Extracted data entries
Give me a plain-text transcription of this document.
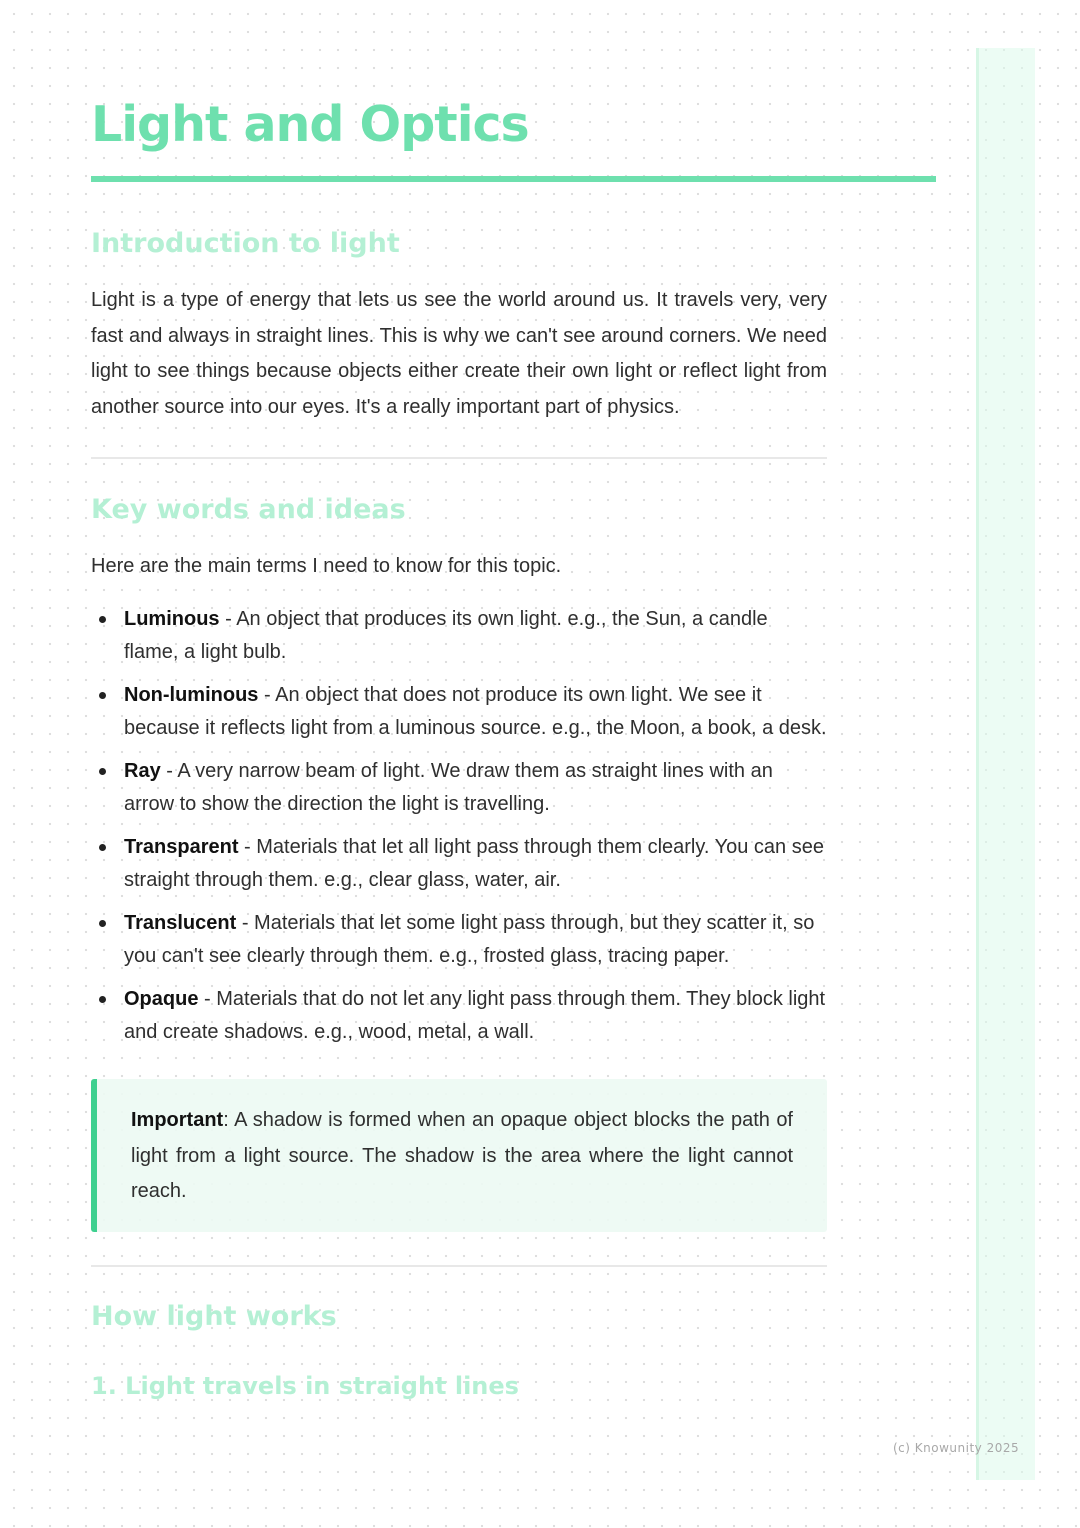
Light and Optics
Introduction to light

Light is a type of energy that lets us see the world around us. It travels very, very fast and always in straight lines. This is why we can't see around corners. We need light to see things because objects either create their own light or reflect light from another source into our eyes. It's a really important part of physics.

Key words and ideas

Here are the main terms I need to know for this topic.

Luminous - An object that produces its own light. e.g., the Sun, a candle flame, a light bulb.
Non-luminous - An object that does not produce its own light. We see it because it reflects light from a luminous source. e.g., the Moon, a book, a desk.
Ray - A very narrow beam of light. We draw them as straight lines with an arrow to show the direction the light is travelling.
Transparent - Materials that let all light pass through them clearly. You can see straight through them. e.g., clear glass, water, air.
Translucent - Materials that let some light pass through, but they scatter it, so you can't see clearly through them. e.g., frosted glass, tracing paper.
Opaque - Materials that do not let any light pass through them. They block light and create shadows. e.g., wood, metal, a wall.

Important: A shadow is formed when an opaque object blocks the path of light from a light source. The shadow is the area where the light cannot reach.

How light works
1. Light travels in straight lines
(c) Knowunity 2025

» **Directions for this task**: Which lines hold the word "glass"? Copy each of them from the records.

» **Complete output**:
Transparent - Materials that let all light pass through them clearly. You can see straight through them. e.g., clear glass, water, air.
Translucent - Materials that let some light pass through, but they scatter it, so you can't see clearly through them. e.g., frosted glass, tracing paper.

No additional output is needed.